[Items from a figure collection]
########

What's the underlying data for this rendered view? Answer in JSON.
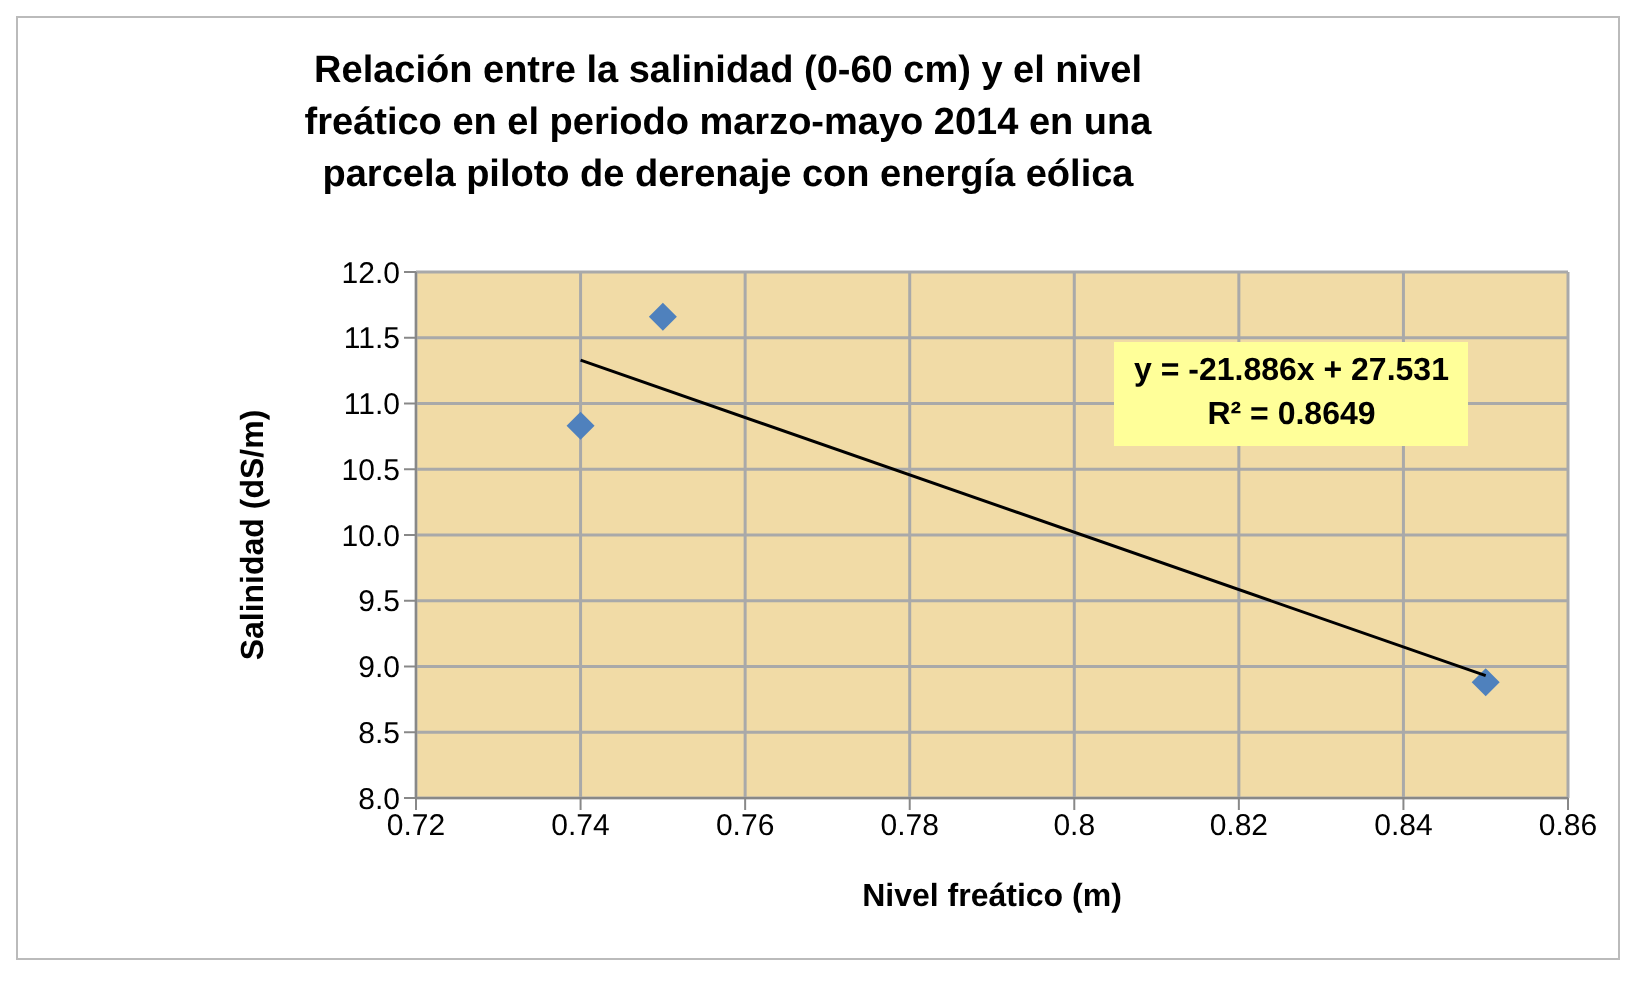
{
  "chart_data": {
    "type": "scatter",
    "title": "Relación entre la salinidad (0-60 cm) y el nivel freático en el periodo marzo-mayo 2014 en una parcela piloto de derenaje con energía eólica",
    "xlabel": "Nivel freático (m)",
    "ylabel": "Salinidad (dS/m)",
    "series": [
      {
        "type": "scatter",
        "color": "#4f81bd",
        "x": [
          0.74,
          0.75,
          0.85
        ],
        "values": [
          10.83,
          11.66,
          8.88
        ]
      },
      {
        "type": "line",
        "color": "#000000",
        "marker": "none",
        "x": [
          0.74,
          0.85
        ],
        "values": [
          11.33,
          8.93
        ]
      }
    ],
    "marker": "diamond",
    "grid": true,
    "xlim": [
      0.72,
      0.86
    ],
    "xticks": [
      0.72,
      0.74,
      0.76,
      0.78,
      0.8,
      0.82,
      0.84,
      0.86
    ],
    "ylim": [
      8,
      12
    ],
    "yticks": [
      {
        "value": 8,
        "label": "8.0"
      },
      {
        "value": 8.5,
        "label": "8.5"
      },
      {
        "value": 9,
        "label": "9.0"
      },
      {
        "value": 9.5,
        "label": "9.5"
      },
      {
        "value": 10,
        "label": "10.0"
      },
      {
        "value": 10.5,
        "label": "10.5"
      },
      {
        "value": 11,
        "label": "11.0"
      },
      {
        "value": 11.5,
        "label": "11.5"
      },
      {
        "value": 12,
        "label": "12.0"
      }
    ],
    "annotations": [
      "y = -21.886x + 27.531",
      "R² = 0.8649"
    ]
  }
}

########

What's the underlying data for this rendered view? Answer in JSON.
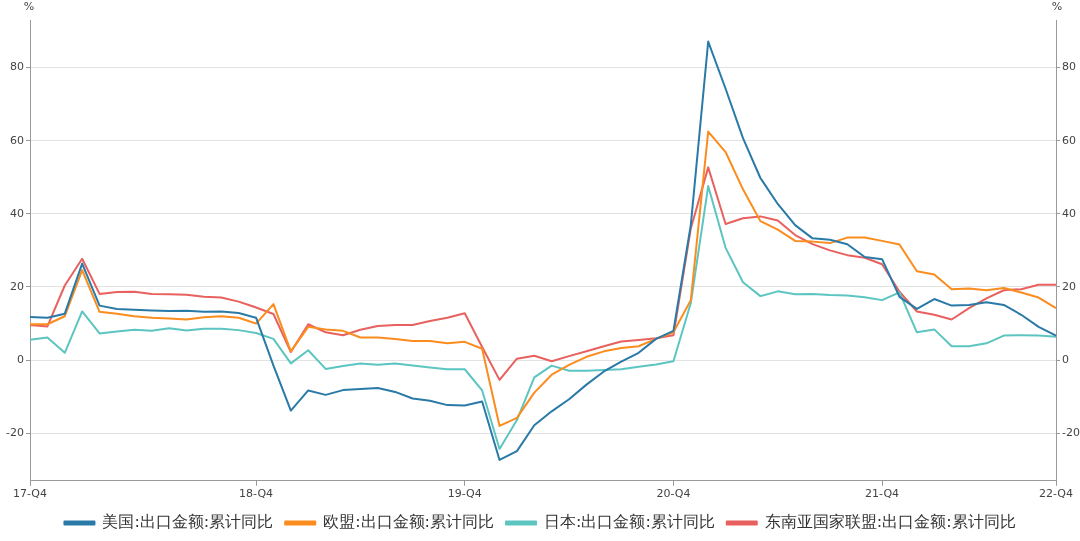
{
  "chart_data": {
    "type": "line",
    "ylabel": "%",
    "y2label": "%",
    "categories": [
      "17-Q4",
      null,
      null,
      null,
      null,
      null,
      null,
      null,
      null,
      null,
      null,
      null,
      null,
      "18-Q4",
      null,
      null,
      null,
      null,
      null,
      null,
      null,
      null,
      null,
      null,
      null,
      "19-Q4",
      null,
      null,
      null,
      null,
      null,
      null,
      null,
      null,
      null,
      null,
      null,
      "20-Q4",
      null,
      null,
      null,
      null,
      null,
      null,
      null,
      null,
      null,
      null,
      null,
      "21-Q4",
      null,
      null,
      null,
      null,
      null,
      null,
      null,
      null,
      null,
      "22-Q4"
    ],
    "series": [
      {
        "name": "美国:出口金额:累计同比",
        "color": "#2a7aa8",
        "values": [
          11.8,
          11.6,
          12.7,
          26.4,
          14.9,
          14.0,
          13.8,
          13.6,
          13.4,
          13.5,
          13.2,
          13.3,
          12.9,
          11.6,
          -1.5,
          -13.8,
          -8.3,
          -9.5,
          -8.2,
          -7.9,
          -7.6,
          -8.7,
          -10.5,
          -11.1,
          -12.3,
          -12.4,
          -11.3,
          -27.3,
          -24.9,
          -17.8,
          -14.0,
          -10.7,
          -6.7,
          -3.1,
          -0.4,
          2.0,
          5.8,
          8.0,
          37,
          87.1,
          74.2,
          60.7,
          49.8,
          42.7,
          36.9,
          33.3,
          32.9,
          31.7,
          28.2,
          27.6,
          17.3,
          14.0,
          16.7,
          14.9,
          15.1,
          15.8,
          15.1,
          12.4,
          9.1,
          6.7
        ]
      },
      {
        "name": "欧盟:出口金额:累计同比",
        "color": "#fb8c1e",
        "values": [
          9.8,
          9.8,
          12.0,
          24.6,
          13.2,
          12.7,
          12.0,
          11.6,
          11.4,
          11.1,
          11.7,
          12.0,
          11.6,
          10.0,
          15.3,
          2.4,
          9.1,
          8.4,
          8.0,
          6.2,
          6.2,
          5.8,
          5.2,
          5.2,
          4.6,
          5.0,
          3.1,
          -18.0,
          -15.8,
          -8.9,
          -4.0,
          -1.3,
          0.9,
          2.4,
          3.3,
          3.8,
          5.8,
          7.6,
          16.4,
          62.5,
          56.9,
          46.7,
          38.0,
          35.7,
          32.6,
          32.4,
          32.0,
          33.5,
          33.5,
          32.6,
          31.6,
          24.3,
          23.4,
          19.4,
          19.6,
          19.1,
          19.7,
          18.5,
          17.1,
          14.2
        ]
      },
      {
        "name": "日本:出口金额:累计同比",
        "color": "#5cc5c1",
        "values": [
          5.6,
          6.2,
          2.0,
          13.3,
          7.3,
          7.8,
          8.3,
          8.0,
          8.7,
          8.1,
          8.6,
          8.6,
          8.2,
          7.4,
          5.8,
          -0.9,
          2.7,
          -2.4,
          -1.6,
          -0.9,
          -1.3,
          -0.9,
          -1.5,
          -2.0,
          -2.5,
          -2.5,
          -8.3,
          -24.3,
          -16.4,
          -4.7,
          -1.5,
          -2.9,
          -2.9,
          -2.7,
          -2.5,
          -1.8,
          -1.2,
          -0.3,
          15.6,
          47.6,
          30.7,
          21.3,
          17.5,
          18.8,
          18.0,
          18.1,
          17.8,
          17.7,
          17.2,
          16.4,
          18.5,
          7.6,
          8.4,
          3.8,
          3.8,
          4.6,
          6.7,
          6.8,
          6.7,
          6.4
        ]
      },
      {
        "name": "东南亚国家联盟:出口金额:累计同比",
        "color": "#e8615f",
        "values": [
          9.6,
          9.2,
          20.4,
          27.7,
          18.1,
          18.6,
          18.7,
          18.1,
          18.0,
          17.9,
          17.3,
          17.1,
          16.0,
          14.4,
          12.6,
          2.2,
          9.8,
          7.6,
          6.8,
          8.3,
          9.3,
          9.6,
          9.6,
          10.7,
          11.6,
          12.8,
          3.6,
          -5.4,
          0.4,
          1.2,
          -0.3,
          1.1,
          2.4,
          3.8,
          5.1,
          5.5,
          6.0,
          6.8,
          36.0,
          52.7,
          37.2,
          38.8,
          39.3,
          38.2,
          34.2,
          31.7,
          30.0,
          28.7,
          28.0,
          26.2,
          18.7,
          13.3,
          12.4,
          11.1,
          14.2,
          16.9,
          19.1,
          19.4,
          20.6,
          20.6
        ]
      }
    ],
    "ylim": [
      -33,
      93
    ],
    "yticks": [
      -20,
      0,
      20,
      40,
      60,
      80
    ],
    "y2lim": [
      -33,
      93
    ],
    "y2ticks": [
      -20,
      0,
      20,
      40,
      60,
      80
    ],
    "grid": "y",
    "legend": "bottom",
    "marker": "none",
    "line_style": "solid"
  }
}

########

* **REQUEST**:
From the records above, copy every line that holds the word "marker".

* **WRITTEN ANSWER**:
        "marker": "none",
    "marker": "diamond",
    "marker": "none",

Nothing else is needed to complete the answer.